──────── MATERIAL FOR THIS EXERCISE ────────

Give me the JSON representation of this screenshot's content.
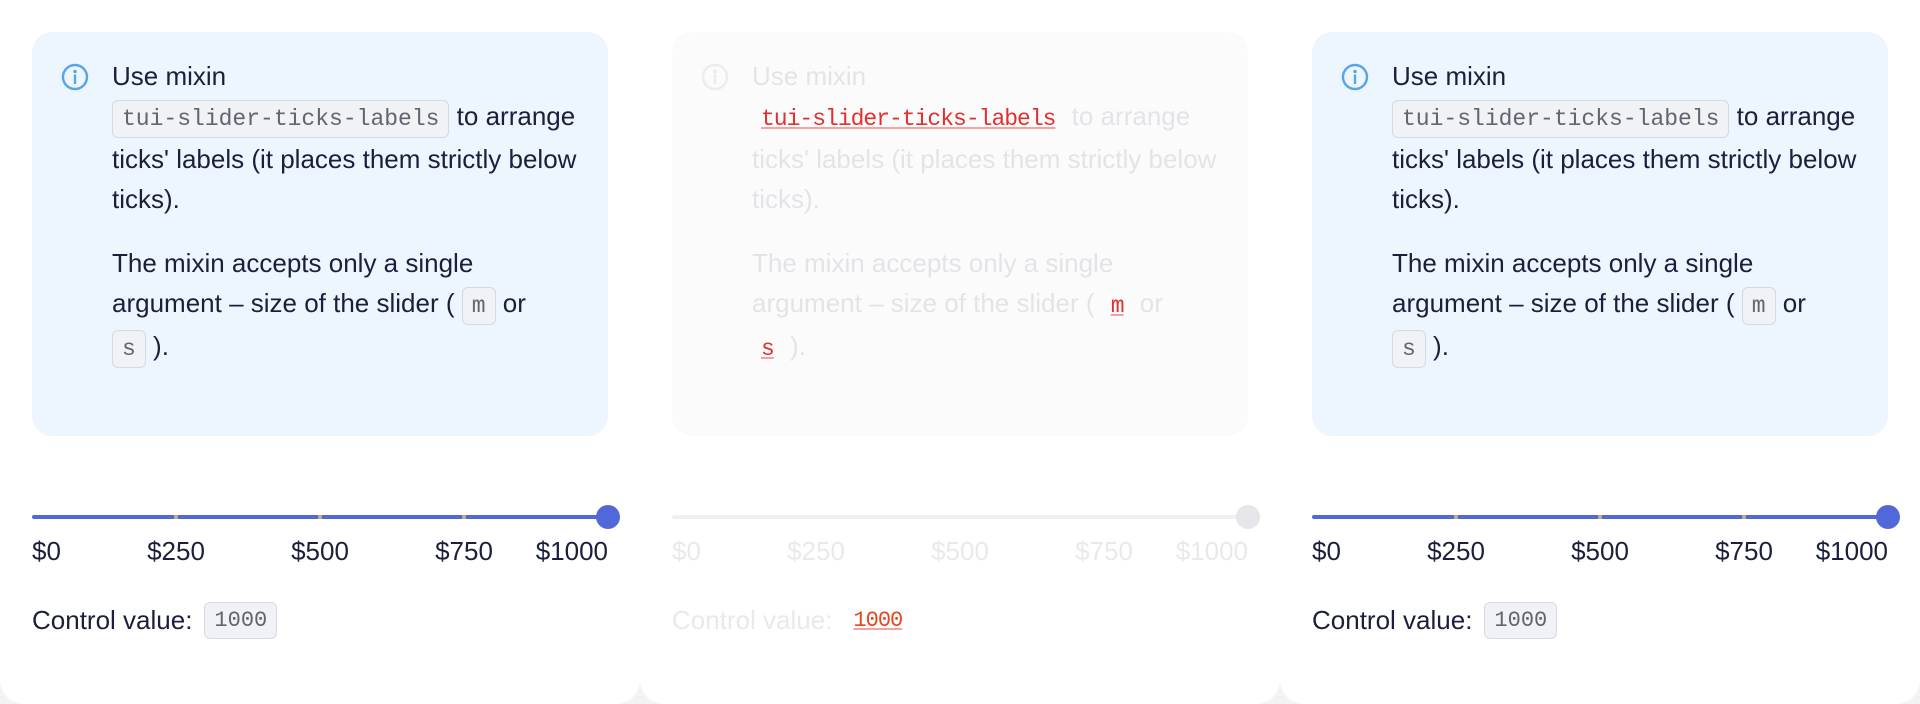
{
  "panes": [
    {
      "state": "default",
      "notice": {
        "line1": "Use mixin",
        "mixin_code": "tui-slider-ticks-labels",
        "after_code": " to arrange ticks' labels (it places them strictly below ticks).",
        "p2_start": "The mixin accepts only a single argument – size of the slider ( ",
        "size_m": "m",
        "or": " or ",
        "size_s": "s",
        "end": " )."
      },
      "slider": {
        "value_fraction": 1.0,
        "ticks": [
          "$0",
          "$250",
          "$500",
          "$750",
          "$1000"
        ]
      },
      "control_label": "Control value:",
      "control_value": "1000"
    },
    {
      "state": "disabled",
      "notice": {
        "line1": "Use mixin",
        "mixin_code": "tui-slider-ticks-labels",
        "after_code": " to arrange ticks' labels (it places them strictly below ticks).",
        "p2_start": "The mixin accepts only a single argument – size of the slider ( ",
        "size_m": "m",
        "or": " or ",
        "size_s": "s",
        "end": " )."
      },
      "slider": {
        "value_fraction": 1.0,
        "ticks": [
          "$0",
          "$250",
          "$500",
          "$750",
          "$1000"
        ]
      },
      "control_label": "Control value:",
      "control_value": "1000"
    },
    {
      "state": "default",
      "notice": {
        "line1": "Use mixin",
        "mixin_code": "tui-slider-ticks-labels",
        "after_code": " to arrange ticks' labels (it places them strictly below ticks).",
        "p2_start": "The mixin accepts only a single argument – size of the slider ( ",
        "size_m": "m",
        "or": " or ",
        "size_s": "s",
        "end": " )."
      },
      "slider": {
        "value_fraction": 1.0,
        "ticks": [
          "$0",
          "$250",
          "$500",
          "$750",
          "$1000"
        ]
      },
      "control_label": "Control value:",
      "control_value": "1000"
    }
  ],
  "colors": {
    "accent": "#5168d8",
    "notice_bg": "#edf5ff",
    "text": "#1b1f3b",
    "tick": "#b5ae8a",
    "error_red": "#e23030"
  },
  "icons": {
    "notice": "info-circle-icon"
  }
}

────────

#### TASK DIRECTIONS
Pictures are to be left out; all else in the entries above is to be quoted exactly.

#### FINISHED EXERCISE
Give me the JSON representation of this screenshot's content.
{
  "panes": [
    {
      "state": "default",
      "notice": {
        "line1": "Use mixin",
        "mixin_code": "tui-slider-ticks-labels",
        "after_code": " to arrange ticks' labels (it places them strictly below ticks).",
        "p2_start": "The mixin accepts only a single argument – size of the slider ( ",
        "size_m": "m",
        "or": " or ",
        "size_s": "s",
        "end": " )."
      },
      "slider": {
        "value_fraction": 1.0,
        "ticks": [
          "$0",
          "$250",
          "$500",
          "$750",
          "$1000"
        ]
      },
      "control_label": "Control value:",
      "control_value": "1000"
    },
    {
      "state": "disabled",
      "notice": {
        "line1": "Use mixin",
        "mixin_code": "tui-slider-ticks-labels",
        "after_code": " to arrange ticks' labels (it places them strictly below ticks).",
        "p2_start": "The mixin accepts only a single argument – size of the slider ( ",
        "size_m": "m",
        "or": " or ",
        "size_s": "s",
        "end": " )."
      },
      "slider": {
        "value_fraction": 1.0,
        "ticks": [
          "$0",
          "$250",
          "$500",
          "$750",
          "$1000"
        ]
      },
      "control_label": "Control value:",
      "control_value": "1000"
    },
    {
      "state": "default",
      "notice": {
        "line1": "Use mixin",
        "mixin_code": "tui-slider-ticks-labels",
        "after_code": " to arrange ticks' labels (it places them strictly below ticks).",
        "p2_start": "The mixin accepts only a single argument – size of the slider ( ",
        "size_m": "m",
        "or": " or ",
        "size_s": "s",
        "end": " )."
      },
      "slider": {
        "value_fraction": 1.0,
        "ticks": [
          "$0",
          "$250",
          "$500",
          "$750",
          "$1000"
        ]
      },
      "control_label": "Control value:",
      "control_value": "1000"
    }
  ],
  "colors": {
    "accent": "#5168d8",
    "notice_bg": "#edf5ff",
    "text": "#1b1f3b",
    "tick": "#b5ae8a",
    "error_red": "#e23030"
  },
  "icons": {
    "notice": "info-circle-icon"
  }
}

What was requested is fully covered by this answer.